PAGE TEXT:
## begin

Redis is phenomenal. It is stunningly fast, you can set it up quickly and it’s easy to build a prototype.

This is what I look like when I think of Redis zen

We will be evaulating two ways to get the job done with Redis.

Hashes

This would be the fastest way to do it.

Further breaking down our problem, all we need to do is maintain a impression count for a user on a daily and monthly basis for a campaign.

Our Redis keyspace contains one Hash, with the name user_impression_counts. Our Hash keys have the following template:

daily_count:user:<user_id>:campaign:<campaign_id>:date:<date_stamp>
monthly_count:user:<user_id>:campaign:<campaign_id>:month:<month_stamp>

<date_stamp> has format yyyyMMdd and <month_stamp> has format yyyyMM. So for example, if the date is 2nd August, which is the 8th month of the year, then date_stamp = 20170802 and month_stamp = 201708 .

Here is the python code to get the daily and monthly count. I am using redis-py as the redis-client library.

USER_CAMPAIGN_IMPRESSION_COUNT_HASH_NAME = "user_impression_counts"
USER_CAMPAIGN_DAILY_IMPRESSION_COUNT_HASH_KEY = "daily_count:user:<user_id>:campaign:<campaign_id>:date:<date_stamp>"
USER_CAMPAIGN_MONTHLY_IMPRESSION_COUNT_HASH_KEY = "monthly_count:user:<user_id>:campaign:<campaign_id>:date:<month_stamp>"

def get_daily_impression_count_for_user(campaign_id,user_id,date):
    # date is of format yyyyMMdd.
    # campaignId is an integer. Convert it to a String
    key = USER_CAMPAIGN_DAILY_IMPRESSION_COUNT_HASH_KEY.replace("<campaign_id>",str(campaign_id)).replace("<user_id>",user_id).replace("<date_stamp>",date)
    count_str = redis_db.hget(USER_CAMPAIGN_IMPRESSION_COUNT_HASH_NAME,key)
    if count_str is None:
        count_str = 0
    return int(count_str)

def get_monthy_impression_count_for_user(campaign_id,user_id,month_stamp):
    # month is of format yyyyMM
    key = USER_CAMPAIGN_MONTHLY_IMPRESSION_COUNT_HASH_KEY.replace("<campaign_id>",campaign_id).replace("<user_id>",user_id).replace("<month_stamp>",month_stamp)
    count_str = redis_db.hget(USER_CAMPAIGN_IMPRESSION_COUNT_HASH_NAME,key)
    if count_str is None:
        count_str = 0
    return int(count_str)

Now that we have the daily and monthly impressions served to this user, we can easily compare these counts against the capping limit set for our campaign in our CMS. If we haven’t exceeded our capping limit, the user would be shown the ad and an impression would be generated.

Next, let’s look at how to increment our counts when we get an impression.


# We need not worry about race conditions, as Redis guarantees increments to be an Atomic operation.

def increment_daily_impression_count_for_user(campaign_id,user_id,date):
    key = USER_CAMPAIGN_DAILY_IMPRESSION_COUNT_HASH_KEY.replace("<campaign_id>",str(campaign_id)).replace("<user_id>",user_id).replace("<date_stamp>",date)

## end

TO DO:
Write the next part of the Redis impression-counting text, picking up right after its last line.

DATASET CONTENT:
## begin

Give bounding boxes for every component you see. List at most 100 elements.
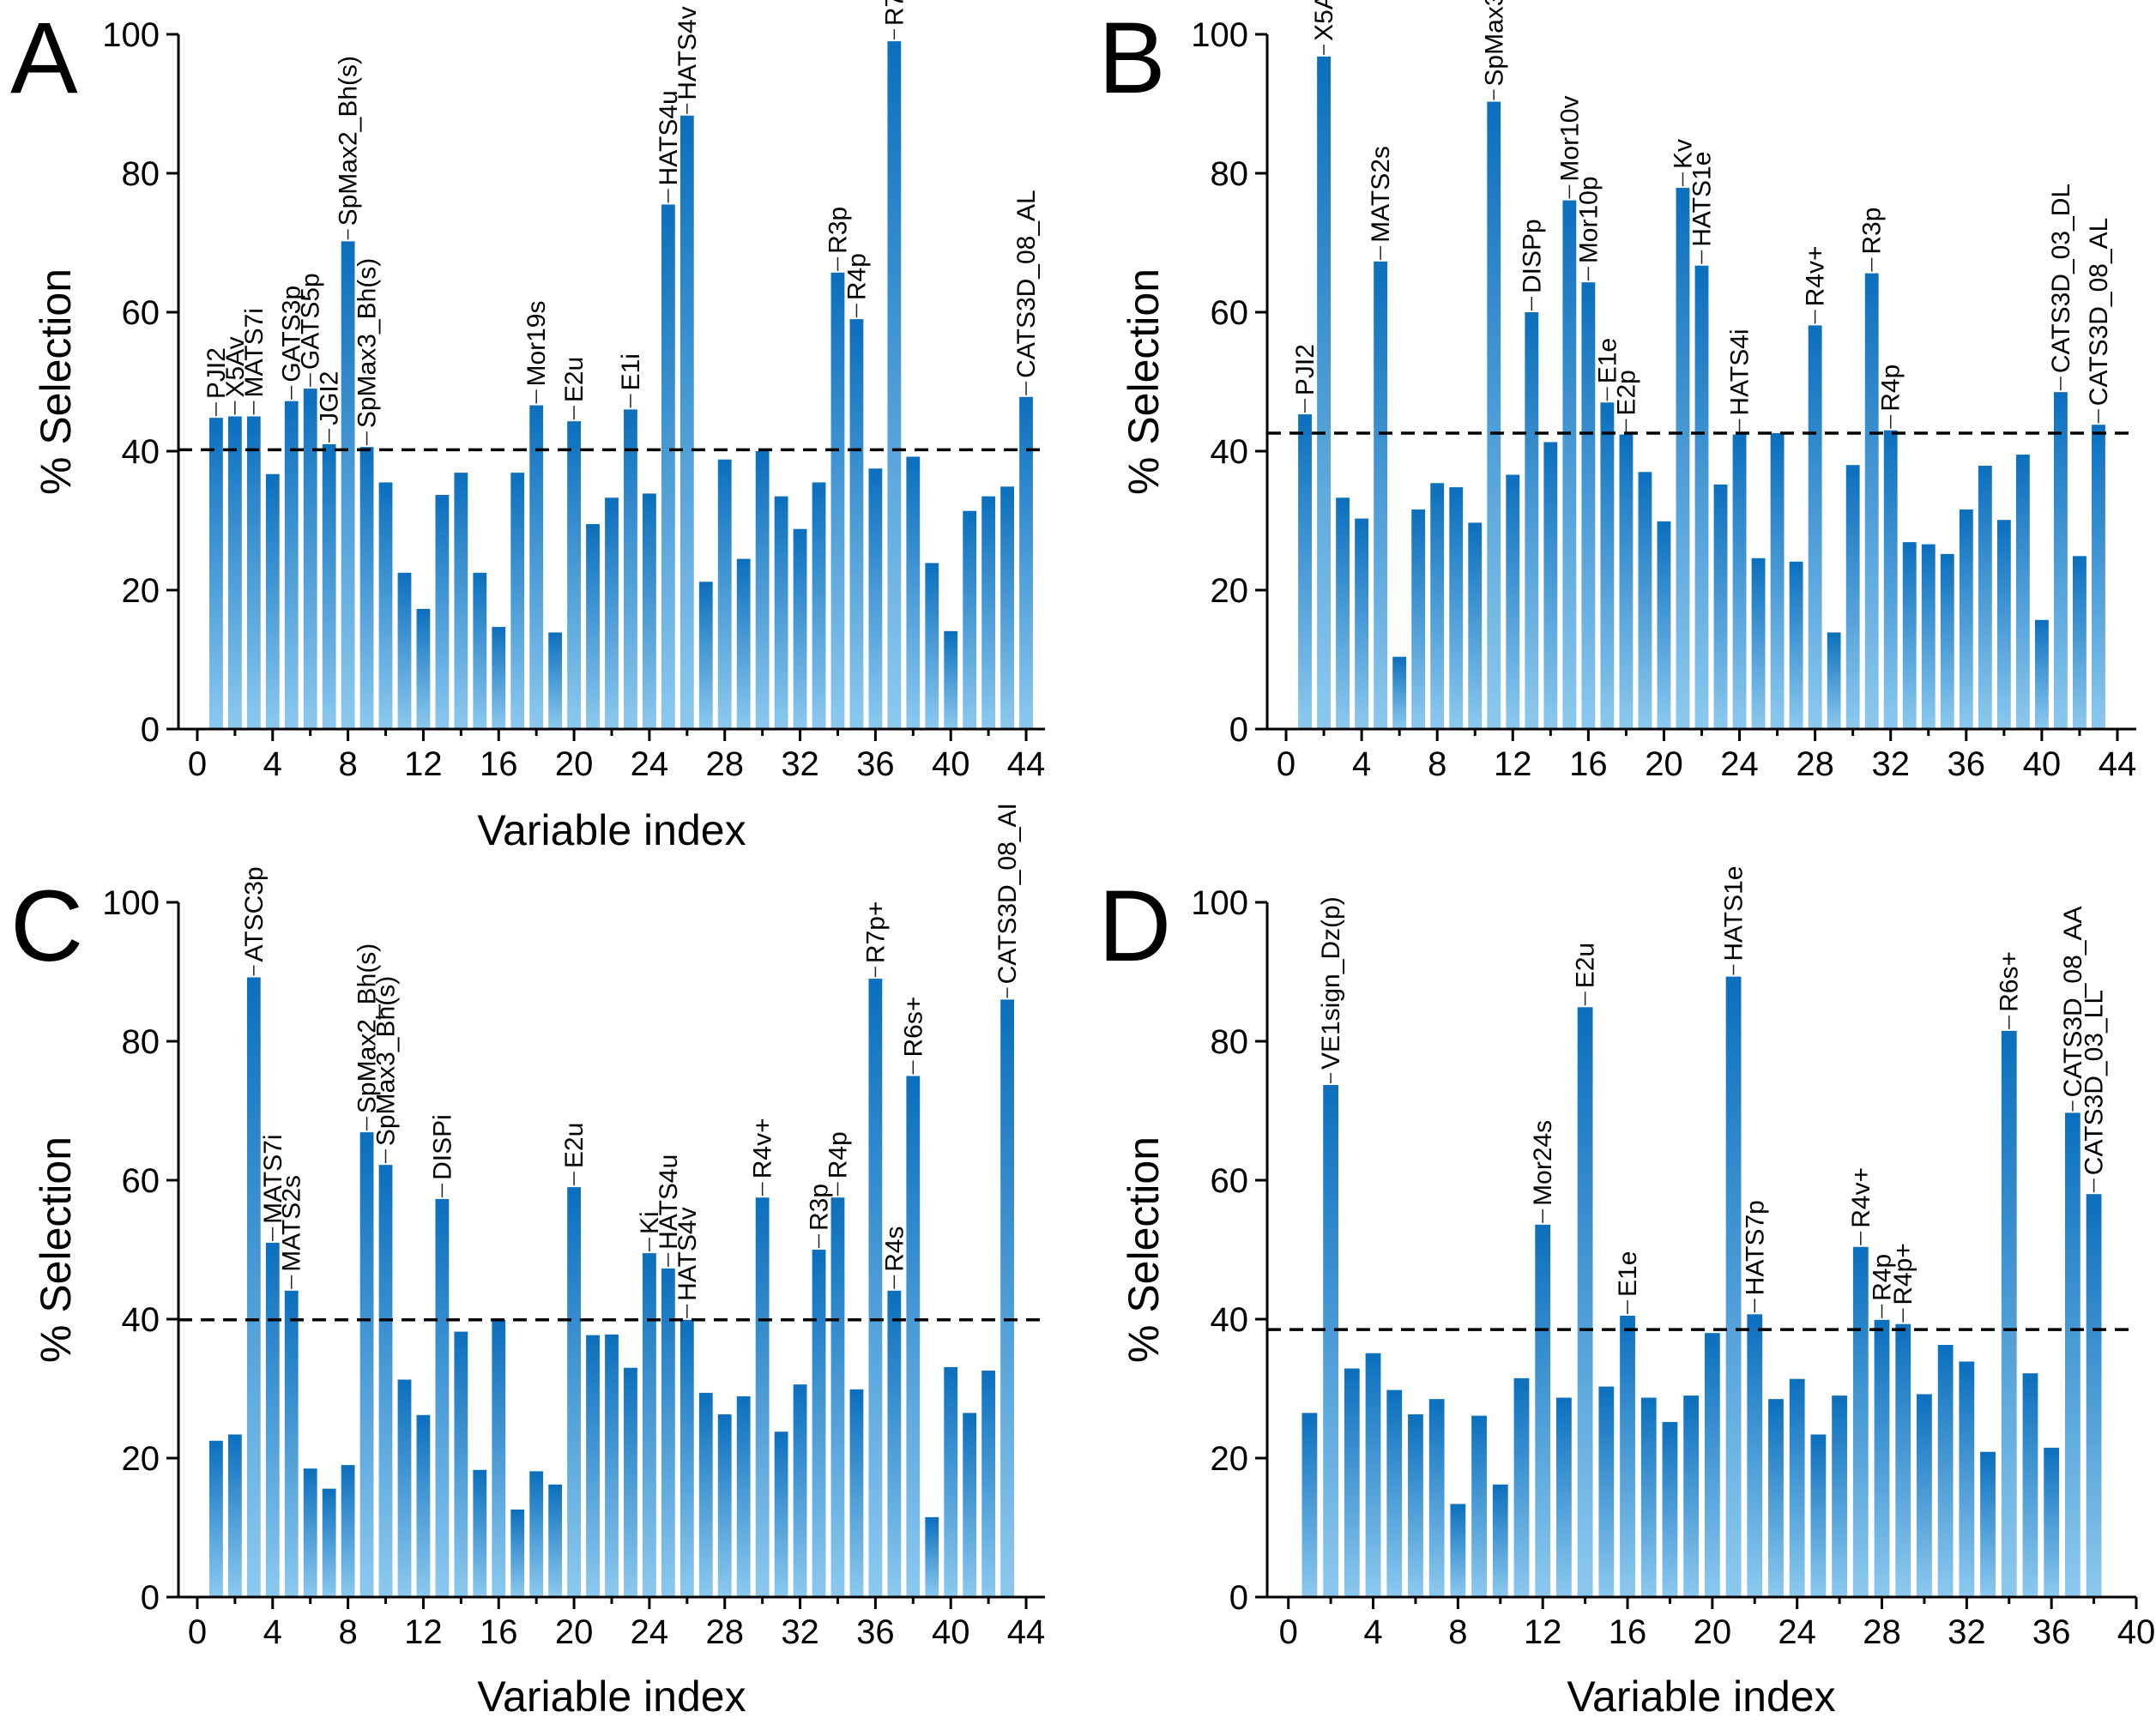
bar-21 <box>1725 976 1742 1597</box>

## end

ANSWER BELOW:
    # date is of format yyyyMMdd.
    # We just increment the count for the passed date by 1 .
    redis_db.hincrby(USER_CAMPAIGN_IMPRESSION_COUNT_HASH_NAME, key, 1)

def incrememnt_monthly_impression_count_for_user(campaign_id,user_id,month_stamp):
    # month is of format yyyyMM
    key = USER_CAMPAIGN_MONTHLY_IMPRESSION_COUNT_HASH_KEY.replace("<campaign_id>",str(campaign_id)).replace("<user_id>",user_id).replace("<month_stamp>",month_stamp)
    # We just increment by 1
    redis_db.hincrby(USER_CAMPAIGN_IMPRESSION_COUNT_HASH_NAME, key, 1) 

We’re done. This is by far the fastest way to do it.

Sorted Set

A sorted set in Redis is a Set with a key , a score and a value. The set is ordered on the basis of the ‘score’ of an individual ‘member’. For our use case, we will build fat Sorted sets with name impression:user:<user_id>:campaign:<camp_id>. The uniqueness of elements in a set depends on the ‘value’. For the members in a Sorted Set to be distinct, their ‘values’ need to be distinct.

So, we need to come up with some random alphanumeric string that we can set as value. We can use a UUID for this purpose.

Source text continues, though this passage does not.